• _EXERCISE INPUTS_:
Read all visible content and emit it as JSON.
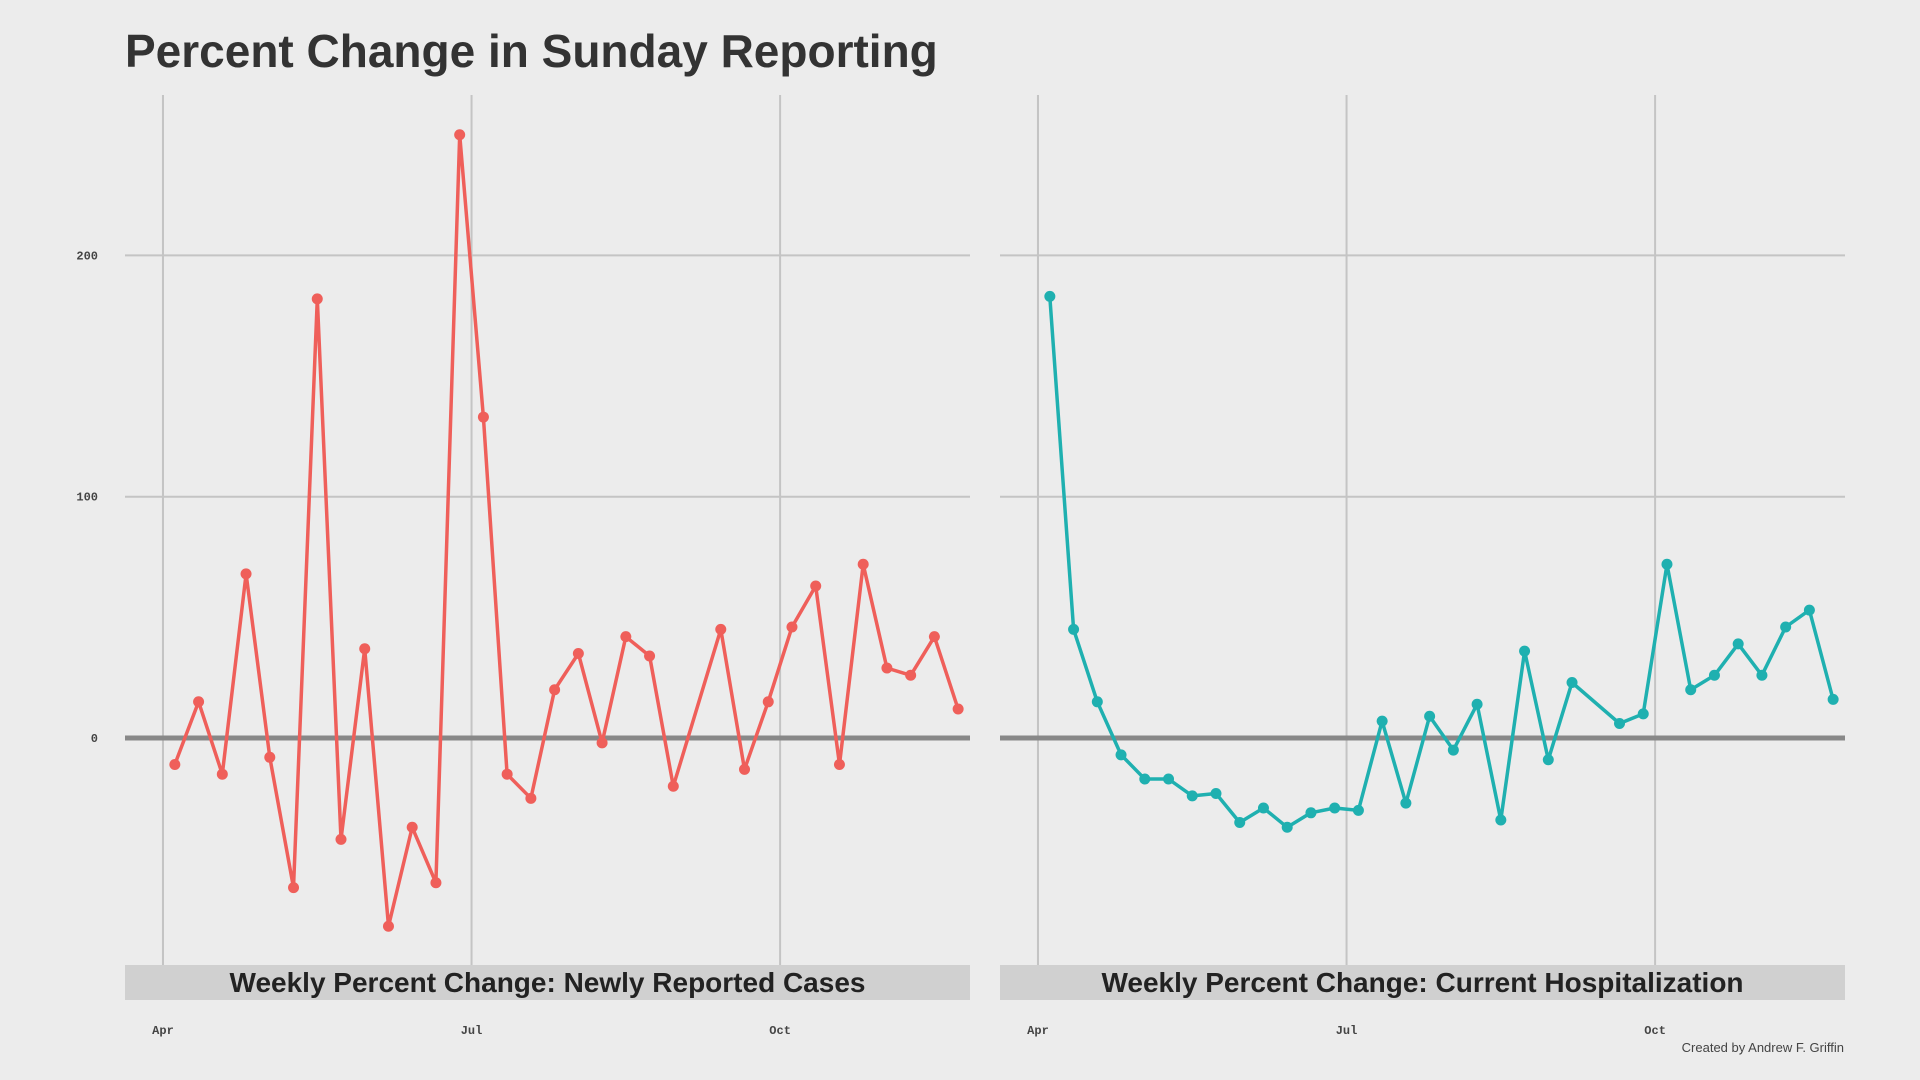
{
  "title": "Percent Change in Sunday Reporting",
  "credit": "Created by Andrew F. Griffin",
  "chart_data": [
    {
      "type": "line",
      "panel_title": "Weekly Percent Change: Newly Reported Cases",
      "x_ticks": [
        "Apr",
        "Jul",
        "Oct"
      ],
      "y_ticks": [
        "0",
        "100",
        "200"
      ],
      "ylim": [
        -95,
        255
      ],
      "xlim_weeks": [
        -1.6,
        34.0
      ],
      "grid": true,
      "color": "#ef5f5a",
      "x": [
        0.5,
        1.5,
        2.5,
        3.5,
        4.5,
        5.5,
        6.5,
        7.5,
        8.5,
        9.5,
        10.5,
        11.5,
        12.5,
        13.5,
        14.5,
        15.5,
        16.5,
        17.5,
        18.5,
        19.5,
        20.5,
        21.5,
        23.5,
        24.5,
        25.5,
        26.5,
        27.5,
        28.5,
        29.5,
        30.5,
        31.5,
        32.5,
        33.5
      ],
      "values": [
        -11,
        15,
        -15,
        68,
        -8,
        -62,
        182,
        -42,
        37,
        -78,
        -37,
        -60,
        250,
        133,
        -15,
        -25,
        20,
        35,
        -2,
        42,
        34,
        -20,
        45,
        -13,
        15,
        46,
        63,
        -11,
        72,
        29,
        26,
        42,
        12
      ]
    },
    {
      "type": "line",
      "panel_title": "Weekly Percent Change: Current Hospitalization",
      "x_ticks": [
        "Apr",
        "Jul",
        "Oct"
      ],
      "y_ticks": [
        "0",
        "100",
        "200"
      ],
      "ylim": [
        -95,
        255
      ],
      "xlim_weeks": [
        -1.6,
        34.0
      ],
      "grid": true,
      "color": "#1fb0b0",
      "x": [
        0.5,
        1.5,
        2.5,
        3.5,
        4.5,
        5.5,
        6.5,
        7.5,
        8.5,
        9.5,
        10.5,
        11.5,
        12.5,
        13.5,
        14.5,
        15.5,
        16.5,
        17.5,
        18.5,
        19.5,
        20.5,
        21.5,
        22.5,
        24.5,
        25.5,
        26.5,
        27.5,
        28.5,
        29.5,
        30.5,
        31.5,
        32.5,
        33.5
      ],
      "values": [
        183,
        45,
        15,
        -7,
        -17,
        -17,
        -24,
        -23,
        -35,
        -29,
        -37,
        -31,
        -29,
        -30,
        7,
        -27,
        9,
        -5,
        14,
        -34,
        36,
        -9,
        23,
        6,
        10,
        72,
        20,
        26,
        39,
        26,
        46,
        53,
        16
      ]
    }
  ]
}
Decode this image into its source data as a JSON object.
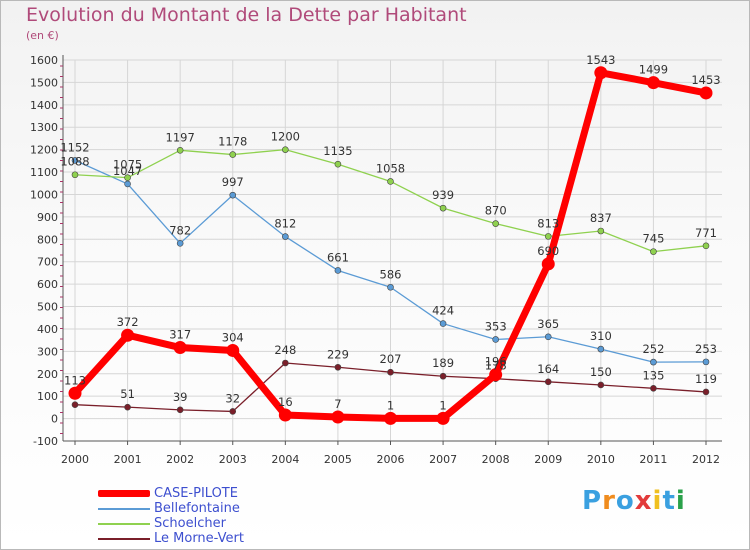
{
  "chart_data": {
    "type": "line",
    "title": "Evolution du Montant de la Dette par Habitant",
    "subtitle": "(en €)",
    "x": [
      "2000",
      "2001",
      "2002",
      "2003",
      "2004",
      "2005",
      "2006",
      "2007",
      "2008",
      "2009",
      "2010",
      "2011",
      "2012"
    ],
    "ylim": [
      -100,
      1600
    ],
    "yticks": [
      "-100",
      "0",
      "100",
      "200",
      "300",
      "400",
      "500",
      "600",
      "700",
      "800",
      "900",
      "1000",
      "1100",
      "1200",
      "1300",
      "1400",
      "1500",
      "1600"
    ],
    "grid": true,
    "legend_position": "bottom-left",
    "series": [
      {
        "name": "CASE-PILOTE",
        "color": "#ff0000",
        "values": [
          113,
          372,
          317,
          304,
          16,
          7,
          1,
          1,
          196,
          690,
          1543,
          1499,
          1453
        ]
      },
      {
        "name": "Bellefontaine",
        "color": "#5b9bd5",
        "values": [
          1152,
          1047,
          782,
          997,
          812,
          661,
          586,
          424,
          353,
          365,
          310,
          252,
          253
        ]
      },
      {
        "name": "Schoelcher",
        "color": "#8fd14f",
        "values": [
          1088,
          1075,
          1197,
          1178,
          1200,
          1135,
          1058,
          939,
          870,
          813,
          837,
          745,
          771
        ]
      },
      {
        "name": "Le Morne-Vert",
        "color": "#7a1f2a",
        "values": [
          62,
          51,
          39,
          32,
          248,
          229,
          207,
          189,
          178,
          164,
          150,
          135,
          119
        ]
      }
    ],
    "data_labels": [
      [
        "113",
        "372",
        "317",
        "304",
        "16",
        "7",
        "1",
        "1",
        "196",
        "690",
        "1543",
        "1499",
        "1453"
      ],
      [
        "1152",
        "1047",
        "782",
        "997",
        "812",
        "661",
        "586",
        "424",
        "353",
        "365",
        "310",
        "252",
        "253"
      ],
      [
        "1088",
        "1075",
        "1197",
        "1178",
        "1200",
        "1135",
        "1058",
        "939",
        "870",
        "813",
        "837",
        "745",
        "771"
      ],
      [
        "",
        "51",
        "39",
        "32",
        "248",
        "229",
        "207",
        "189",
        "178",
        "164",
        "150",
        "135",
        "119"
      ]
    ]
  },
  "legend": {
    "items": [
      "CASE-PILOTE",
      "Bellefontaine",
      "Schoelcher",
      "Le Morne-Vert"
    ]
  },
  "logo": {
    "letters": [
      "P",
      "r",
      "o",
      "x",
      "i",
      "t",
      "i"
    ],
    "colors": [
      "#3aa0e0",
      "#f08c1e",
      "#3aa0e0",
      "#e23b3b",
      "#f0c020",
      "#3aa0e0",
      "#2aa14a"
    ]
  }
}
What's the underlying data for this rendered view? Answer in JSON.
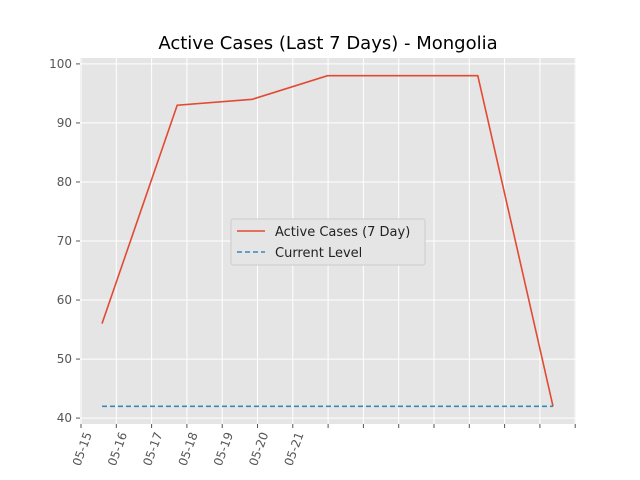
{
  "chart_data": {
    "type": "line",
    "title": "Active Cases (Last 7 Days) - Mongolia",
    "xlabel": "",
    "ylabel": "",
    "x": [
      "05-15",
      "05-16",
      "05-17",
      "05-18",
      "05-19",
      "05-20",
      "05-21"
    ],
    "x_tick_labels": [
      "05-15",
      "05-16",
      "05-17",
      "05-18",
      "05-19",
      "05-20",
      "05-21"
    ],
    "y_ticks": [
      40,
      50,
      60,
      70,
      80,
      90,
      100
    ],
    "ylim": [
      39,
      101
    ],
    "grid": true,
    "legend_position": "center",
    "series": [
      {
        "name": "Active Cases (7 Day)",
        "style": "solid",
        "color": "#E24A33",
        "x": [
          "05-15",
          "05-16",
          "05-17",
          "05-18",
          "05-19",
          "05-20",
          "05-21"
        ],
        "values": [
          56,
          93,
          94,
          98,
          98,
          98,
          42
        ]
      },
      {
        "name": "Current Level",
        "style": "dashed",
        "color": "#348ABD",
        "x": [
          "05-15",
          "05-16",
          "05-17",
          "05-18",
          "05-19",
          "05-20",
          "05-21"
        ],
        "values": [
          42,
          42,
          42,
          42,
          42,
          42,
          42
        ]
      }
    ]
  }
}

• _EXERCISE PROMPT_: The records above must be transcribed exactly. Pictures are left out of the copy.

• _FINISHED ANSWER_:
Read all visible content and emit it as JSON.
{
  "title": "Percent Change in Sunday Reporting",
  "credit": "Created by Andrew F. Griffin",
  "chart_data": [
    {
      "type": "line",
      "panel_title": "Weekly Percent Change: Newly Reported Cases",
      "x_ticks": [
        "Apr",
        "Jul",
        "Oct"
      ],
      "y_ticks": [
        "0",
        "100",
        "200"
      ],
      "ylim": [
        -95,
        255
      ],
      "xlim_weeks": [
        -1.6,
        34.0
      ],
      "grid": true,
      "color": "#ef5f5a",
      "x": [
        0.5,
        1.5,
        2.5,
        3.5,
        4.5,
        5.5,
        6.5,
        7.5,
        8.5,
        9.5,
        10.5,
        11.5,
        12.5,
        13.5,
        14.5,
        15.5,
        16.5,
        17.5,
        18.5,
        19.5,
        20.5,
        21.5,
        23.5,
        24.5,
        25.5,
        26.5,
        27.5,
        28.5,
        29.5,
        30.5,
        31.5,
        32.5,
        33.5
      ],
      "values": [
        -11,
        15,
        -15,
        68,
        -8,
        -62,
        182,
        -42,
        37,
        -78,
        -37,
        -60,
        250,
        133,
        -15,
        -25,
        20,
        35,
        -2,
        42,
        34,
        -20,
        45,
        -13,
        15,
        46,
        63,
        -11,
        72,
        29,
        26,
        42,
        12
      ]
    },
    {
      "type": "line",
      "panel_title": "Weekly Percent Change: Current Hospitalization",
      "x_ticks": [
        "Apr",
        "Jul",
        "Oct"
      ],
      "y_ticks": [
        "0",
        "100",
        "200"
      ],
      "ylim": [
        -95,
        255
      ],
      "xlim_weeks": [
        -1.6,
        34.0
      ],
      "grid": true,
      "color": "#1fb0b0",
      "x": [
        0.5,
        1.5,
        2.5,
        3.5,
        4.5,
        5.5,
        6.5,
        7.5,
        8.5,
        9.5,
        10.5,
        11.5,
        12.5,
        13.5,
        14.5,
        15.5,
        16.5,
        17.5,
        18.5,
        19.5,
        20.5,
        21.5,
        22.5,
        24.5,
        25.5,
        26.5,
        27.5,
        28.5,
        29.5,
        30.5,
        31.5,
        32.5,
        33.5
      ],
      "values": [
        183,
        45,
        15,
        -7,
        -17,
        -17,
        -24,
        -23,
        -35,
        -29,
        -37,
        -31,
        -29,
        -30,
        7,
        -27,
        9,
        -5,
        14,
        -34,
        36,
        -9,
        23,
        6,
        10,
        72,
        20,
        26,
        39,
        26,
        46,
        53,
        16
      ]
    }
  ]
}
Decode this image into its source data as a JSON object.
{
  "chart_data": {
    "type": "line",
    "title": "Evolution du Montant de la Dette par Habitant",
    "subtitle": "(en €)",
    "x": [
      "2000",
      "2001",
      "2002",
      "2003",
      "2004",
      "2005",
      "2006",
      "2007",
      "2008",
      "2009",
      "2010",
      "2011",
      "2012"
    ],
    "ylim": [
      -100,
      1600
    ],
    "yticks": [
      "-100",
      "0",
      "100",
      "200",
      "300",
      "400",
      "500",
      "600",
      "700",
      "800",
      "900",
      "1000",
      "1100",
      "1200",
      "1300",
      "1400",
      "1500",
      "1600"
    ],
    "grid": true,
    "legend_position": "bottom-left",
    "series": [
      {
        "name": "CASE-PILOTE",
        "color": "#ff0000",
        "values": [
          113,
          372,
          317,
          304,
          16,
          7,
          1,
          1,
          196,
          690,
          1543,
          1499,
          1453
        ]
      },
      {
        "name": "Bellefontaine",
        "color": "#5b9bd5",
        "values": [
          1152,
          1047,
          782,
          997,
          812,
          661,
          586,
          424,
          353,
          365,
          310,
          252,
          253
        ]
      },
      {
        "name": "Schoelcher",
        "color": "#8fd14f",
        "values": [
          1088,
          1075,
          1197,
          1178,
          1200,
          1135,
          1058,
          939,
          870,
          813,
          837,
          745,
          771
        ]
      },
      {
        "name": "Le Morne-Vert",
        "color": "#7a1f2a",
        "values": [
          62,
          51,
          39,
          32,
          248,
          229,
          207,
          189,
          178,
          164,
          150,
          135,
          119
        ]
      }
    ],
    "data_labels": [
      [
        "113",
        "372",
        "317",
        "304",
        "16",
        "7",
        "1",
        "1",
        "196",
        "690",
        "1543",
        "1499",
        "1453"
      ],
      [
        "1152",
        "1047",
        "782",
        "997",
        "812",
        "661",
        "586",
        "424",
        "353",
        "365",
        "310",
        "252",
        "253"
      ],
      [
        "1088",
        "1075",
        "1197",
        "1178",
        "1200",
        "1135",
        "1058",
        "939",
        "870",
        "813",
        "837",
        "745",
        "771"
      ],
      [
        "",
        "51",
        "39",
        "32",
        "248",
        "229",
        "207",
        "189",
        "178",
        "164",
        "150",
        "135",
        "119"
      ]
    ]
  },
  "legend": {
    "items": [
      "CASE-PILOTE",
      "Bellefontaine",
      "Schoelcher",
      "Le Morne-Vert"
    ]
  },
  "logo": {
    "letters": [
      "P",
      "r",
      "o",
      "x",
      "i",
      "t",
      "i"
    ],
    "colors": [
      "#3aa0e0",
      "#f08c1e",
      "#3aa0e0",
      "#e23b3b",
      "#f0c020",
      "#3aa0e0",
      "#2aa14a"
    ]
  }
}
What's the underlying data for this rendered view? Answer in JSON.
{
  "chart_data": {
    "type": "line",
    "title": "Active Cases (Last 7 Days) - Mongolia",
    "xlabel": "",
    "ylabel": "",
    "x": [
      "05-15",
      "05-16",
      "05-17",
      "05-18",
      "05-19",
      "05-20",
      "05-21"
    ],
    "x_tick_labels": [
      "05-15",
      "05-16",
      "05-17",
      "05-18",
      "05-19",
      "05-20",
      "05-21"
    ],
    "y_ticks": [
      40,
      50,
      60,
      70,
      80,
      90,
      100
    ],
    "ylim": [
      39,
      101
    ],
    "grid": true,
    "legend_position": "center",
    "series": [
      {
        "name": "Active Cases (7 Day)",
        "style": "solid",
        "color": "#E24A33",
        "x": [
          "05-15",
          "05-16",
          "05-17",
          "05-18",
          "05-19",
          "05-20",
          "05-21"
        ],
        "values": [
          56,
          93,
          94,
          98,
          98,
          98,
          42
        ]
      },
      {
        "name": "Current Level",
        "style": "dashed",
        "color": "#348ABD",
        "x": [
          "05-15",
          "05-16",
          "05-17",
          "05-18",
          "05-19",
          "05-20",
          "05-21"
        ],
        "values": [
          42,
          42,
          42,
          42,
          42,
          42,
          42
        ]
      }
    ]
  }
}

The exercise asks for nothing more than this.